§ What is needed
Gather the lines that hold the string "structured".
* begin Listed records *
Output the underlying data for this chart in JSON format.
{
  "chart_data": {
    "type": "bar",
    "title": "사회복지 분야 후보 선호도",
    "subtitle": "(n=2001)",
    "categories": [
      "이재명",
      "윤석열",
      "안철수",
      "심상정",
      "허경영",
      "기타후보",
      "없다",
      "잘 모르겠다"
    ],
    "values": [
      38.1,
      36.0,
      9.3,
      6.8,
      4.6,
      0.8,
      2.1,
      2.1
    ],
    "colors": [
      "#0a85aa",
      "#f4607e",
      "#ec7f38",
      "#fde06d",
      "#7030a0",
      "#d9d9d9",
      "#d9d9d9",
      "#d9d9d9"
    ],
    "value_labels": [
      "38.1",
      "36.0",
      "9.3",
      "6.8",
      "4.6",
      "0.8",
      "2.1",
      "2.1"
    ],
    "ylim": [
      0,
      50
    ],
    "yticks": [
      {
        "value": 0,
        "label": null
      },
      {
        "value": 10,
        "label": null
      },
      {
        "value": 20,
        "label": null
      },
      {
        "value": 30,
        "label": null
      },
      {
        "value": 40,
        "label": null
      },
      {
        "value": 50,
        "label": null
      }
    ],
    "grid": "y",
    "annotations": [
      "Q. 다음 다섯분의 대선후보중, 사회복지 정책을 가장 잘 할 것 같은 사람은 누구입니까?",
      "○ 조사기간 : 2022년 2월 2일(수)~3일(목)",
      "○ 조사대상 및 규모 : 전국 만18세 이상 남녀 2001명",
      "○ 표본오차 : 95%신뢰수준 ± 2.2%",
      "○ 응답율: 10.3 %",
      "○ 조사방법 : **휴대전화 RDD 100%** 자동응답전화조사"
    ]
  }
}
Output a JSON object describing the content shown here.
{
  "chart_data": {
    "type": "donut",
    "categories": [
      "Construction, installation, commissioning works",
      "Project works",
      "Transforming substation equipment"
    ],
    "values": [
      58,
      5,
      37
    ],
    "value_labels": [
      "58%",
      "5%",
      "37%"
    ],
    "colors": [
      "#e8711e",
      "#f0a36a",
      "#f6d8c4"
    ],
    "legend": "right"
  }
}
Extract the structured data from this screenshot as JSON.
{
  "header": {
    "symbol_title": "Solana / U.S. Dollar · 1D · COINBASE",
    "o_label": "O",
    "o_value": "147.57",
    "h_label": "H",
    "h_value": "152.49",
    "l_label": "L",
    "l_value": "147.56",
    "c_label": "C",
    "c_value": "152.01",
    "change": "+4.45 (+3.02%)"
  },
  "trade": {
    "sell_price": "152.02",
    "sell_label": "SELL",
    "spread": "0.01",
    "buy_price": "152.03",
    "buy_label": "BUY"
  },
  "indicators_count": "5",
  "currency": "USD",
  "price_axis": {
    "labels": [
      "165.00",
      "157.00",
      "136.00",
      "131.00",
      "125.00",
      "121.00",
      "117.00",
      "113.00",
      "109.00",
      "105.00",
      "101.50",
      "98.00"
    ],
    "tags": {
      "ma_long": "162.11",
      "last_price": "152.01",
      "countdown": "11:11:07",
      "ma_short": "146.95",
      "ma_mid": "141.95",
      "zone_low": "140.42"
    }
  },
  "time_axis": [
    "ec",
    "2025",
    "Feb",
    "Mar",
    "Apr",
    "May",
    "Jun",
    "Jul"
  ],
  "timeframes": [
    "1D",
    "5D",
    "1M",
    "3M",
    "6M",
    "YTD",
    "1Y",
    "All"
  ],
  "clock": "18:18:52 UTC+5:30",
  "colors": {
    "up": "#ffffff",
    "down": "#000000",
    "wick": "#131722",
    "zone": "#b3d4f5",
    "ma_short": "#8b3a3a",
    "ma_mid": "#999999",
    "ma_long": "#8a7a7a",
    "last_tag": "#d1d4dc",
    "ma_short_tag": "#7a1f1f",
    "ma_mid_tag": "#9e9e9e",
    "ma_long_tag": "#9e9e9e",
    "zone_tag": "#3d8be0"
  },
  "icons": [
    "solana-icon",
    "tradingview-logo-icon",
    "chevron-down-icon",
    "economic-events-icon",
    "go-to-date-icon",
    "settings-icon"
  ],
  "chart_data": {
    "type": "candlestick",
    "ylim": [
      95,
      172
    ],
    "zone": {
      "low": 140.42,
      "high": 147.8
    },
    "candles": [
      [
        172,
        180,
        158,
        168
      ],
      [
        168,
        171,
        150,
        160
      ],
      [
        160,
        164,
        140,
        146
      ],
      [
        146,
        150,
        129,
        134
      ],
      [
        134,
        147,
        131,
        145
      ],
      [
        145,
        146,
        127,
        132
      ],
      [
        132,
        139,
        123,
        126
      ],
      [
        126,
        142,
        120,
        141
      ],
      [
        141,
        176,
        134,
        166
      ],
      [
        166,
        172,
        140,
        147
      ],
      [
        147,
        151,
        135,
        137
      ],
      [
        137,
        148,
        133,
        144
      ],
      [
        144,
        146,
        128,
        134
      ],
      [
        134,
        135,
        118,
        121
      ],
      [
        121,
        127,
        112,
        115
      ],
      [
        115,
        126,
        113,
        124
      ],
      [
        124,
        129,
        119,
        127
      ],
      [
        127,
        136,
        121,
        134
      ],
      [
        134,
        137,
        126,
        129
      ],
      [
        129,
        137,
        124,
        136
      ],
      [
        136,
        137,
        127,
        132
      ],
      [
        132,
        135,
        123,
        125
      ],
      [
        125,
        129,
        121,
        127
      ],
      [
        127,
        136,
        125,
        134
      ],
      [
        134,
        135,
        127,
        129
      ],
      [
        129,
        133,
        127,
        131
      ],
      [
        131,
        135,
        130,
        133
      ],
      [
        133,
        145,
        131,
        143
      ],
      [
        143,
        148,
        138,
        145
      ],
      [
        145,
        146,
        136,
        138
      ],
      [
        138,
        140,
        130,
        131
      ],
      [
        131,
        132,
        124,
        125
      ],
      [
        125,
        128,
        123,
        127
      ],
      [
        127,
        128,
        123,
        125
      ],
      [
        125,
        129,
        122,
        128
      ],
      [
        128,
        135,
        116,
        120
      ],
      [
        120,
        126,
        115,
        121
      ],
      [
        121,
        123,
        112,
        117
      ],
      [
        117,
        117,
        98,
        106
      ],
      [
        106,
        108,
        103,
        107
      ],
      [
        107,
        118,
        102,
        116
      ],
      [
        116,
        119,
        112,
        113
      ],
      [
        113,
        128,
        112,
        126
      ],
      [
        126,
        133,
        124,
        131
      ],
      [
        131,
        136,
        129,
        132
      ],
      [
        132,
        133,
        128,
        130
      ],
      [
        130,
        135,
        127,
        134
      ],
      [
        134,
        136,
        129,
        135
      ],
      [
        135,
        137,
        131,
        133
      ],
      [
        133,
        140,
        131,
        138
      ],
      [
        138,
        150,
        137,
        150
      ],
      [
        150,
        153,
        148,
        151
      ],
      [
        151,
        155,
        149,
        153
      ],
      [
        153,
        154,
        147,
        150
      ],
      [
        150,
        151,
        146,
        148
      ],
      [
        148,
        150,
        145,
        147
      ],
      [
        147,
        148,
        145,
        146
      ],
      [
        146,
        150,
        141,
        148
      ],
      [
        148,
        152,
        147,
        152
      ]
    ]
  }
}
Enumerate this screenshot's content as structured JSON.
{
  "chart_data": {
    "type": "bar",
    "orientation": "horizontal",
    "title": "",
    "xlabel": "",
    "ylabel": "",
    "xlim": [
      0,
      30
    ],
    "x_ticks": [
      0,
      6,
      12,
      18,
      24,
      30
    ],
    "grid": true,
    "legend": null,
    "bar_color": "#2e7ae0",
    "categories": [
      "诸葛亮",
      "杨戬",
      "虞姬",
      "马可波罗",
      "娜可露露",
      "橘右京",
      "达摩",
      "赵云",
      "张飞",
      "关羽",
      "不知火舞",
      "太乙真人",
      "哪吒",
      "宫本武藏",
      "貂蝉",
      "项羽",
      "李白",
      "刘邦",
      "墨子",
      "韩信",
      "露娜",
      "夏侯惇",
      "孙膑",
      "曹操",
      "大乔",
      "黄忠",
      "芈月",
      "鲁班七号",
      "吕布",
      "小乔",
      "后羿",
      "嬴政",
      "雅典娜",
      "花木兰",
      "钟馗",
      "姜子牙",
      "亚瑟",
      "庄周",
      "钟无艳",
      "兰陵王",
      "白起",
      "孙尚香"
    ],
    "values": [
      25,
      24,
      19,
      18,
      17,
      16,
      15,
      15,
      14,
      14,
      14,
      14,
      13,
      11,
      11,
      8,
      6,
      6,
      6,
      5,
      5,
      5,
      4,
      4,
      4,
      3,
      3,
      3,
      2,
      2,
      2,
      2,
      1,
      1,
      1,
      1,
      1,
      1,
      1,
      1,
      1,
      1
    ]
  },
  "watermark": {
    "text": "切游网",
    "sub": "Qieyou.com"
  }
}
* end Listed records *
§ Exercise result
Extract the structured data from this screenshot as JSON.
Enumerate this screenshot's content as structured JSON.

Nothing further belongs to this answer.